## Stated task
Give the data below again exactly as written, without its pictures.

_ _ _

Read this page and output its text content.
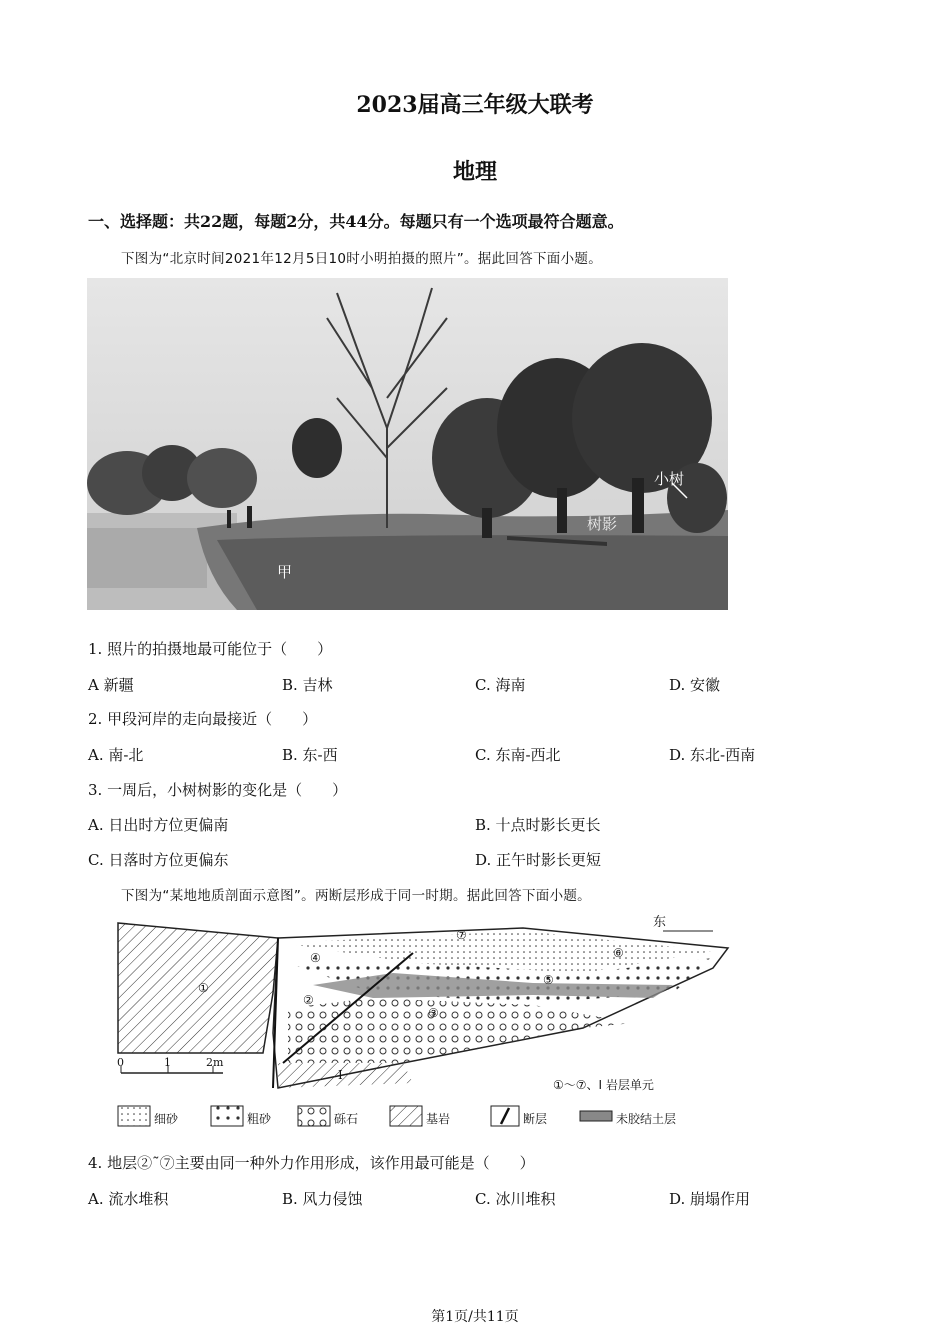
2023届高三年级大联考
地理
一、选择题：共22题，每题2分，共44分。每题只有一个选项最符合题意。
下图为“北京时间2021年12月5日10时小明拍摄的照片”。据此回答下面小题。
甲
小树
树影
1. 照片的拍摄地最可能位于（　　）
A 新疆	B. 吉林	C. 海南	D. 安徽
2. 甲段河岸的走向最接近（　　）
A. 南-北	B. 东-西	C. 东南-西北	D. 东北-西南
3. 一周后，小树树影的变化是（　　）
A. 日出时方位更偏南	B. 十点时影长更长
C. 日落时方位更偏东	D. 正午时影长更短
下图为“某地地质剖面示意图”。两断层形成于同一时期。据此回答下面小题。
东
0	1	2m
①～⑦、Ⅰ 岩层单元
①
②
③
④
⑤
⑥
⑦
Ⅰ
细砂	粗砂	砾石	基岩	断层	未胶结土层
4. 地层②˜⑦主要由同一种外力作用形成，该作用最可能是（　　）
A. 流水堆积	B. 风力侵蚀	C. 冰川堆积	D. 崩塌作用
第1页/共11页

_ _ _

## Task response
Read this page and output its text content.
2023届高三年级大联考
地理
一、选择题：共22题，每题2分，共44分。每题只有一个选项最符合题意。
下图为“北京时间2021年12月5日10时小明拍摄的照片”。据此回答下面小题。
甲
小树
树影
1. 照片的拍摄地最可能位于（　　）
A 新疆	B. 吉林	C. 海南	D. 安徽
2. 甲段河岸的走向最接近（　　）
A. 南-北	B. 东-西	C. 东南-西北	D. 东北-西南
3. 一周后，小树树影的变化是（　　）
A. 日出时方位更偏南	B. 十点时影长更长
C. 日落时方位更偏东	D. 正午时影长更短
下图为“某地地质剖面示意图”。两断层形成于同一时期。据此回答下面小题。
东
0	1	2m
①～⑦、Ⅰ 岩层单元
①
②
③
④
⑤
⑥
⑦
Ⅰ
细砂	粗砂	砾石	基岩	断层	未胶结土层
4. 地层②˜⑦主要由同一种外力作用形成，该作用最可能是（　　）
A. 流水堆积	B. 风力侵蚀	C. 冰川堆积	D. 崩塌作用
第1页/共11页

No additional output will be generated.